* Recorded data
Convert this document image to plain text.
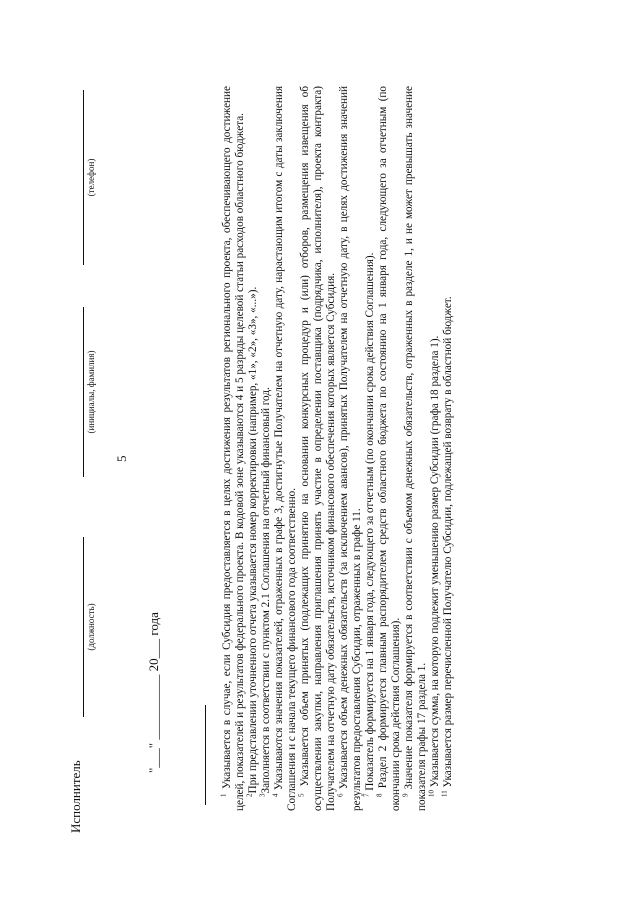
5
Исполнитель
(должность)
(инициалы, фамилия)
(телефон)
"___" __________ 20___ года

$^1$ Указывается в случае, если Субсидия предоставляется в целях достижения результатов регионального проекта, обеспечивающего достижение целей, показателей и результатов федерального проекта. В кодовой зоне указываются 4 и 5 разряды целевой статьи расходов областного бюджета. $^2$При представлении уточненного отчета указывается номер корректировки (например, «1», «2», «3», «...»).

$^3$Заполняется в соответствии с пунктом 2.1 Соглашения на отчетный финансовый год.

$^4$ Указываются значения показателей, отраженных в графе 3, достигнутые Получателем на отчетную дату, нарастающим итогом с даты заключения Соглашения и с начала текущего финансового года соответственно. $^5$ Указывается объем принятых (подлежащих принятию на основании конкурсных процедур и (или) отборов, размещения извещения об осуществлении закупки, направления приглашения принять участие в определении поставщика (подрядчика, исполнителя), проекта контракта) Получателем на отчетную дату обязательств, источником финансового обеспечения которых является Субсидия. $^6$ Указывается объем денежных обязательств (за исключением авансов), принятых Получателем на отчетную дату, в целях достижения значений результатов предоставления Субсидии, отраженных в графе 11. $^7$ Показатель формируется на 1 января года, следующего за отчетным (по окончании срока действия Соглашения).

$^8$ Раздел 2 формируется главным распорядителем средств областного бюджета по состоянию на 1 января года, следующего за отчетным (по окончании срока действия Соглашения). $^9$ Значение показателя формируется в соответствии с объемом денежных обязательств, отраженных в разделе 1, и не может превышать значение показателя графы 17 раздела 1. $^{10}$ Указывается сумма, на которую подлежит уменьшению размер Субсидии (графа 18 раздела 1).

$^{11}$ Указывается размер перечисленной Получателю Субсидии, подлежащей возврату в областной бюджет.
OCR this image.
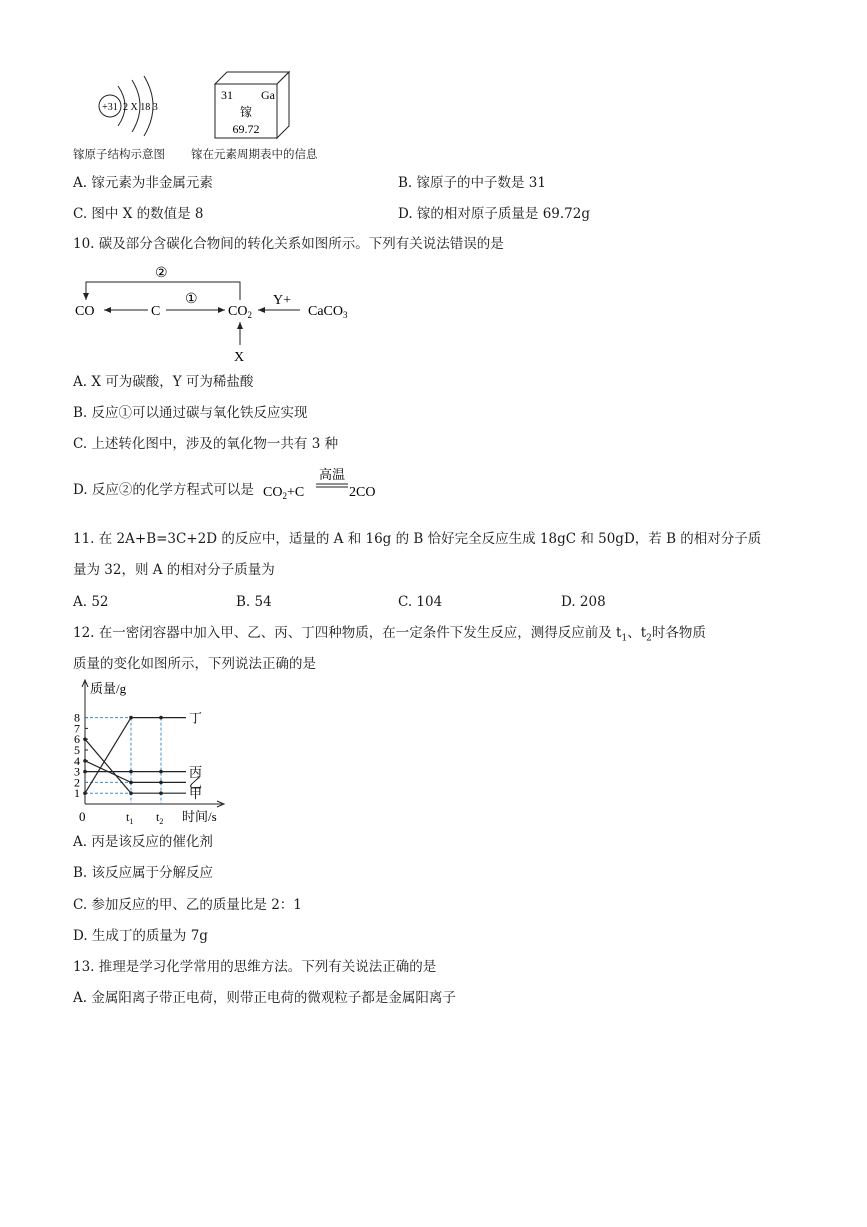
+31 2 X 18 3
镓原子结构示意图
31 Ga
镓
69.72
镓在元素周期表中的信息
A. 镓元素为非金属元素	B. 镓原子的中子数是 31
C. 图中 X 的数值是 8	D. 镓的相对原子质量是 69.72g
10. 碳及部分含碳化合物间的转化关系如图所示。下列有关说法错误的是
②
①	Y+
CO	C	$CO_2$	CaCO$_3$
X
A. X 可为碳酸，Y 可为稀盐酸
B. 反应①可以通过碳与氧化铁反应实现
C. 上述转化图中，涉及的氧化物一共有 3 种
D. 反应②的化学方程式可以是 $CO_2+C$
高温
2CO
11. 在 2A+B=3C+2D 的反应中，适量的 A 和 16g 的 B 恰好完全反应生成 18gC 和 50gD，若 B 的相对分子质
量为 32，则 A 的相对分子质量为
A. 52	B. 54	C. 104	D. 208
12. 在一密闭容器中加入甲、乙、丙、丁四种物质，在一定条件下发生反应，测得反应前及 $t_1$、$t_2$时各物质
质量的变化如图所示，下列说法正确的是
质量/g
时间/s
0
1
2
3
4
5
6
7
8
$t_1$ $t_2$
丁
丙
乙
甲
A. 丙是该反应的催化剂
B. 该反应属于分解反应
C. 参加反应的甲、乙的质量比是 2：1
D. 生成丁的质量为 7g
13. 推理是学习化学常用的思维方法。下列有关说法正确的是
A. 金属阳离子带正电荷，则带正电荷的微观粒子都是金属阳离子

* Stated task
Omit every picture while copying the listing above exactly.

* Completed task
Convert this document image to plain text.
5
Исполнитель
(должность)
(инициалы, фамилия)
(телефон)
"___" __________ 20___ года

$^1$ Указывается в случае, если Субсидия предоставляется в целях достижения результатов регионального проекта, обеспечивающего достижение целей, показателей и результатов федерального проекта. В кодовой зоне указываются 4 и 5 разряды целевой статьи расходов областного бюджета. $^2$При представлении уточненного отчета указывается номер корректировки (например, «1», «2», «3», «...»).

$^3$Заполняется в соответствии с пунктом 2.1 Соглашения на отчетный финансовый год.

$^4$ Указываются значения показателей, отраженных в графе 3, достигнутые Получателем на отчетную дату, нарастающим итогом с даты заключения Соглашения и с начала текущего финансового года соответственно. $^5$ Указывается объем принятых (подлежащих принятию на основании конкурсных процедур и (или) отборов, размещения извещения об осуществлении закупки, направления приглашения принять участие в определении поставщика (подрядчика, исполнителя), проекта контракта) Получателем на отчетную дату обязательств, источником финансового обеспечения которых является Субсидия. $^6$ Указывается объем денежных обязательств (за исключением авансов), принятых Получателем на отчетную дату, в целях достижения значений результатов предоставления Субсидии, отраженных в графе 11. $^7$ Показатель формируется на 1 января года, следующего за отчетным (по окончании срока действия Соглашения).

$^8$ Раздел 2 формируется главным распорядителем средств областного бюджета по состоянию на 1 января года, следующего за отчетным (по окончании срока действия Соглашения). $^9$ Значение показателя формируется в соответствии с объемом денежных обязательств, отраженных в разделе 1, и не может превышать значение показателя графы 17 раздела 1. $^{10}$ Указывается сумма, на которую подлежит уменьшению размер Субсидии (графа 18 раздела 1).

$^{11}$ Указывается размер перечисленной Получателю Субсидии, подлежащей возврату в областной бюджет.
OCR this image.
+31 2 X 18 3
镓原子结构示意图
31 Ga
镓
69.72
镓在元素周期表中的信息
A. 镓元素为非金属元素	B. 镓原子的中子数是 31
C. 图中 X 的数值是 8	D. 镓的相对原子质量是 69.72g
10. 碳及部分含碳化合物间的转化关系如图所示。下列有关说法错误的是
②
①	Y+
CO	C	$CO_2$	CaCO$_3$
X
A. X 可为碳酸，Y 可为稀盐酸
B. 反应①可以通过碳与氧化铁反应实现
C. 上述转化图中，涉及的氧化物一共有 3 种
D. 反应②的化学方程式可以是 $CO_2+C$
高温
2CO
11. 在 2A+B=3C+2D 的反应中，适量的 A 和 16g 的 B 恰好完全反应生成 18gC 和 50gD，若 B 的相对分子质
量为 32，则 A 的相对分子质量为
A. 52	B. 54	C. 104	D. 208
12. 在一密闭容器中加入甲、乙、丙、丁四种物质，在一定条件下发生反应，测得反应前及 $t_1$、$t_2$时各物质
质量的变化如图所示，下列说法正确的是
质量/g
时间/s
0
1
2
3
4
5
6
7
8
$t_1$ $t_2$
丁
丙
乙
甲
A. 丙是该反应的催化剂
B. 该反应属于分解反应
C. 参加反应的甲、乙的质量比是 2：1
D. 生成丁的质量为 7g
13. 推理是学习化学常用的思维方法。下列有关说法正确的是
A. 金属阳离子带正电荷，则带正电荷的微观粒子都是金属阳离子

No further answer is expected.